** INSTRUCTION **
Wherever the word "errors" appears in a line, extract that line.

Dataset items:
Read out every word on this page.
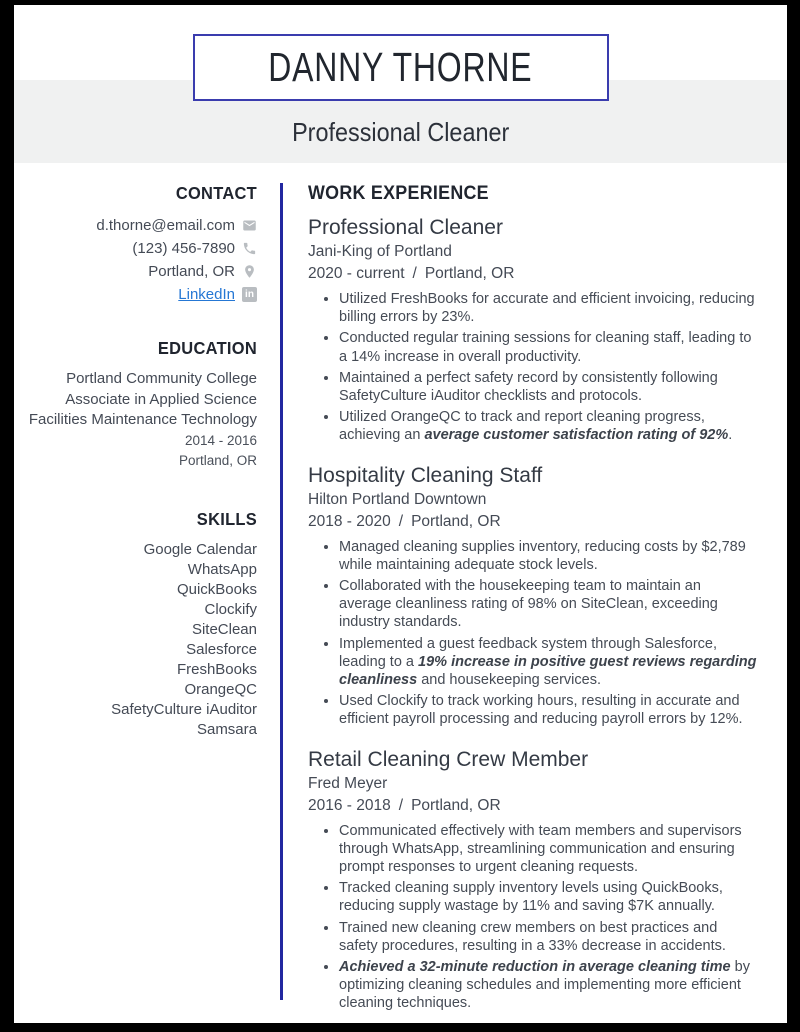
DANNY THORNE
Professional Cleaner
CONTACT
d.thorne@email.com
(123) 456-7890
Portland, OR
LinkedIn	in
EDUCATION
Portland Community College
Associate in Applied Science
Facilities Maintenance Technology
2014 - 2016
Portland, OR
SKILLS
Google Calendar
WhatsApp
QuickBooks
Clockify
SiteClean
Salesforce
FreshBooks
OrangeQC
SafetyCulture iAuditor
Samsara
WORK EXPERIENCE
Professional Cleaner
Jani-King of Portland
2020 - current / Portland, OR
• Utilized FreshBooks for accurate and efficient invoicing, reducing billing errors by 23%.
• Conducted regular training sessions for cleaning staff, leading to a 14% increase in overall productivity.
• Maintained a perfect safety record by consistently following SafetyCulture iAuditor checklists and protocols.
• Utilized OrangeQC to track and report cleaning progress, achieving an average customer satisfaction rating of 92%.
Hospitality Cleaning Staff
Hilton Portland Downtown
2018 - 2020 / Portland, OR
• Managed cleaning supplies inventory, reducing costs by $2,789 while maintaining adequate stock levels.
• Collaborated with the housekeeping team to maintain an average cleanliness rating of 98% on SiteClean, exceeding industry standards.
• Implemented a guest feedback system through Salesforce, leading to a 19% increase in positive guest reviews regarding cleanliness and housekeeping services.
• Used Clockify to track working hours, resulting in accurate and efficient payroll processing and reducing payroll errors by 12%.
Retail Cleaning Crew Member
Fred Meyer
2016 - 2018 / Portland, OR
• Communicated effectively with team members and supervisors through WhatsApp, streamlining communication and ensuring prompt responses to urgent cleaning requests.
• Tracked cleaning supply inventory levels using QuickBooks, reducing supply wastage by 11% and saving $7K annually.
• Trained new cleaning crew members on best practices and safety procedures, resulting in a 33% decrease in accidents.
• Achieved a 32-minute reduction in average cleaning time by optimizing cleaning schedules and implementing more efficient cleaning techniques.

** THE COMPLETED TASK **
• Utilized FreshBooks for accurate and efficient invoicing, reducing billing errors by 23%.
• Used Clockify to track working hours, resulting in accurate and efficient payroll processing and reducing payroll errors by 12%.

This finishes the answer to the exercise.